### Stated task:
An exact copy of every record is needed.

Figure dataset records
........
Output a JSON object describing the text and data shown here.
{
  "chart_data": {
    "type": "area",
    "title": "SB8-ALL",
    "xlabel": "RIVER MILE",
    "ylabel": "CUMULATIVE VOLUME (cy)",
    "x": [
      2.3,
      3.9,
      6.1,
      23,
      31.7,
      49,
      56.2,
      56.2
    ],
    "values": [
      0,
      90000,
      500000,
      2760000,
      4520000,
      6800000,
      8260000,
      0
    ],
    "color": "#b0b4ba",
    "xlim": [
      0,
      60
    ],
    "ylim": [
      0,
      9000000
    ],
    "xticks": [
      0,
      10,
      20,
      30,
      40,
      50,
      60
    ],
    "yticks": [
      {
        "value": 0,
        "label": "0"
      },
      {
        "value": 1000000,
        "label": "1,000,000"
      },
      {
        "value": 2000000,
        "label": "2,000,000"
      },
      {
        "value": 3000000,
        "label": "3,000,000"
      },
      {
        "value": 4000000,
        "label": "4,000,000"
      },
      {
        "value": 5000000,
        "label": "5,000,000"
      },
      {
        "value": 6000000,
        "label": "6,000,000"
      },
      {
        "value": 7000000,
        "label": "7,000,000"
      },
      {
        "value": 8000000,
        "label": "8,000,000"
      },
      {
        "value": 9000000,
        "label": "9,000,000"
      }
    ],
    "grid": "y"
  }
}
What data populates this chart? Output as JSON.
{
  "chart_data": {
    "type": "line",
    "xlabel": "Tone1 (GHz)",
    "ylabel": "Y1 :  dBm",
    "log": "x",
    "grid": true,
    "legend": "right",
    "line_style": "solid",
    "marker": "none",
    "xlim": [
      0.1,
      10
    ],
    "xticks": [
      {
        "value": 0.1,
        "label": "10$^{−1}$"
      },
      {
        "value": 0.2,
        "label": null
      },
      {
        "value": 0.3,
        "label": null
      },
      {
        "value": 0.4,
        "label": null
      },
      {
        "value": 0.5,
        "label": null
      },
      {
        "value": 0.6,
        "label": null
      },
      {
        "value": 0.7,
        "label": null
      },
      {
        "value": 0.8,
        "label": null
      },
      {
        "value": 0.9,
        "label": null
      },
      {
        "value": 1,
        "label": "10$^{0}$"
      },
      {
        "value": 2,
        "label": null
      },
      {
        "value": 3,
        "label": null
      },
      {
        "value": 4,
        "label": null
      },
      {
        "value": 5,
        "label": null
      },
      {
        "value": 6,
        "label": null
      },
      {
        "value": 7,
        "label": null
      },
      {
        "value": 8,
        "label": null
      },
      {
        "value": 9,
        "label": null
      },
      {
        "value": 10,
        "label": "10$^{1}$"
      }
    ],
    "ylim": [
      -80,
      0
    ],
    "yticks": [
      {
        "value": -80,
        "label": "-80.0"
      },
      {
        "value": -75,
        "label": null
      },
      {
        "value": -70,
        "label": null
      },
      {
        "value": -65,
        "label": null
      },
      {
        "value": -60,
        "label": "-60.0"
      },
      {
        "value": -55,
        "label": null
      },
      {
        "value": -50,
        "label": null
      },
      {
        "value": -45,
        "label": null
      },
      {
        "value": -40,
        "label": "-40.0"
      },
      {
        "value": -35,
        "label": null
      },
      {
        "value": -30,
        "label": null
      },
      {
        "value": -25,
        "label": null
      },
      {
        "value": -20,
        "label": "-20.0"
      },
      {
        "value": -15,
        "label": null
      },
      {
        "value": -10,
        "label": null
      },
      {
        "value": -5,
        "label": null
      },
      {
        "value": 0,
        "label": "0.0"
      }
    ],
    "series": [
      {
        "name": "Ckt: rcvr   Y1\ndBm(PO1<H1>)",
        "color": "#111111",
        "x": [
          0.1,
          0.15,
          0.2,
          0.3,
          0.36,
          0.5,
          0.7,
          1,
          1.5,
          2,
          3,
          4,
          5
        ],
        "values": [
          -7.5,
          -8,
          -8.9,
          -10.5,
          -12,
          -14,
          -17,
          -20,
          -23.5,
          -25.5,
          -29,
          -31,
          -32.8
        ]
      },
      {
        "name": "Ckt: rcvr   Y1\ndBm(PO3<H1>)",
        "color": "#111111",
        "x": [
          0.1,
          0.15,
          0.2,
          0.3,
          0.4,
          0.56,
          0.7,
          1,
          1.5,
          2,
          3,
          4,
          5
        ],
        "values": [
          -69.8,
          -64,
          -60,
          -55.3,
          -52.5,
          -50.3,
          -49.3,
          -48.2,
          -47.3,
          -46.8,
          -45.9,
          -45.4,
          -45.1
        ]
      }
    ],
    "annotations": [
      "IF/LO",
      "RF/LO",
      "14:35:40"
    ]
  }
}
........
### Result of this exercise:
Output a JSON object describing the text and data shown here.
{
  "chart_data": {
    "type": "area",
    "title": "SB8-ALL",
    "xlabel": "RIVER MILE",
    "ylabel": "CUMULATIVE VOLUME (cy)",
    "x": [
      2.3,
      3.9,
      6.1,
      23,
      31.7,
      49,
      56.2,
      56.2
    ],
    "values": [
      0,
      90000,
      500000,
      2760000,
      4520000,
      6800000,
      8260000,
      0
    ],
    "color": "#b0b4ba",
    "xlim": [
      0,
      60
    ],
    "ylim": [
      0,
      9000000
    ],
    "xticks": [
      0,
      10,
      20,
      30,
      40,
      50,
      60
    ],
    "yticks": [
      {
        "value": 0,
        "label": "0"
      },
      {
        "value": 1000000,
        "label": "1,000,000"
      },
      {
        "value": 2000000,
        "label": "2,000,000"
      },
      {
        "value": 3000000,
        "label": "3,000,000"
      },
      {
        "value": 4000000,
        "label": "4,000,000"
      },
      {
        "value": 5000000,
        "label": "5,000,000"
      },
      {
        "value": 6000000,
        "label": "6,000,000"
      },
      {
        "value": 7000000,
        "label": "7,000,000"
      },
      {
        "value": 8000000,
        "label": "8,000,000"
      },
      {
        "value": 9000000,
        "label": "9,000,000"
      }
    ],
    "grid": "y"
  }
}
What data populates this chart? Output as JSON.
{
  "chart_data": {
    "type": "line",
    "xlabel": "Tone1 (GHz)",
    "ylabel": "Y1 :  dBm",
    "log": "x",
    "grid": true,
    "legend": "right",
    "line_style": "solid",
    "marker": "none",
    "xlim": [
      0.1,
      10
    ],
    "xticks": [
      {
        "value": 0.1,
        "label": "10$^{−1}$"
      },
      {
        "value": 0.2,
        "label": null
      },
      {
        "value": 0.3,
        "label": null
      },
      {
        "value": 0.4,
        "label": null
      },
      {
        "value": 0.5,
        "label": null
      },
      {
        "value": 0.6,
        "label": null
      },
      {
        "value": 0.7,
        "label": null
      },
      {
        "value": 0.8,
        "label": null
      },
      {
        "value": 0.9,
        "label": null
      },
      {
        "value": 1,
        "label": "10$^{0}$"
      },
      {
        "value": 2,
        "label": null
      },
      {
        "value": 3,
        "label": null
      },
      {
        "value": 4,
        "label": null
      },
      {
        "value": 5,
        "label": null
      },
      {
        "value": 6,
        "label": null
      },
      {
        "value": 7,
        "label": null
      },
      {
        "value": 8,
        "label": null
      },
      {
        "value": 9,
        "label": null
      },
      {
        "value": 10,
        "label": "10$^{1}$"
      }
    ],
    "ylim": [
      -80,
      0
    ],
    "yticks": [
      {
        "value": -80,
        "label": "-80.0"
      },
      {
        "value": -75,
        "label": null
      },
      {
        "value": -70,
        "label": null
      },
      {
        "value": -65,
        "label": null
      },
      {
        "value": -60,
        "label": "-60.0"
      },
      {
        "value": -55,
        "label": null
      },
      {
        "value": -50,
        "label": null
      },
      {
        "value": -45,
        "label": null
      },
      {
        "value": -40,
        "label": "-40.0"
      },
      {
        "value": -35,
        "label": null
      },
      {
        "value": -30,
        "label": null
      },
      {
        "value": -25,
        "label": null
      },
      {
        "value": -20,
        "label": "-20.0"
      },
      {
        "value": -15,
        "label": null
      },
      {
        "value": -10,
        "label": null
      },
      {
        "value": -5,
        "label": null
      },
      {
        "value": 0,
        "label": "0.0"
      }
    ],
    "series": [
      {
        "name": "Ckt: rcvr   Y1\ndBm(PO1<H1>)",
        "color": "#111111",
        "x": [
          0.1,
          0.15,
          0.2,
          0.3,
          0.36,
          0.5,
          0.7,
          1,
          1.5,
          2,
          3,
          4,
          5
        ],
        "values": [
          -7.5,
          -8,
          -8.9,
          -10.5,
          -12,
          -14,
          -17,
          -20,
          -23.5,
          -25.5,
          -29,
          -31,
          -32.8
        ]
      },
      {
        "name": "Ckt: rcvr   Y1\ndBm(PO3<H1>)",
        "color": "#111111",
        "x": [
          0.1,
          0.15,
          0.2,
          0.3,
          0.4,
          0.56,
          0.7,
          1,
          1.5,
          2,
          3,
          4,
          5
        ],
        "values": [
          -69.8,
          -64,
          -60,
          -55.3,
          -52.5,
          -50.3,
          -49.3,
          -48.2,
          -47.3,
          -46.8,
          -45.9,
          -45.4,
          -45.1
        ]
      }
    ],
    "annotations": [
      "IF/LO",
      "RF/LO",
      "14:35:40"
    ]
  }
}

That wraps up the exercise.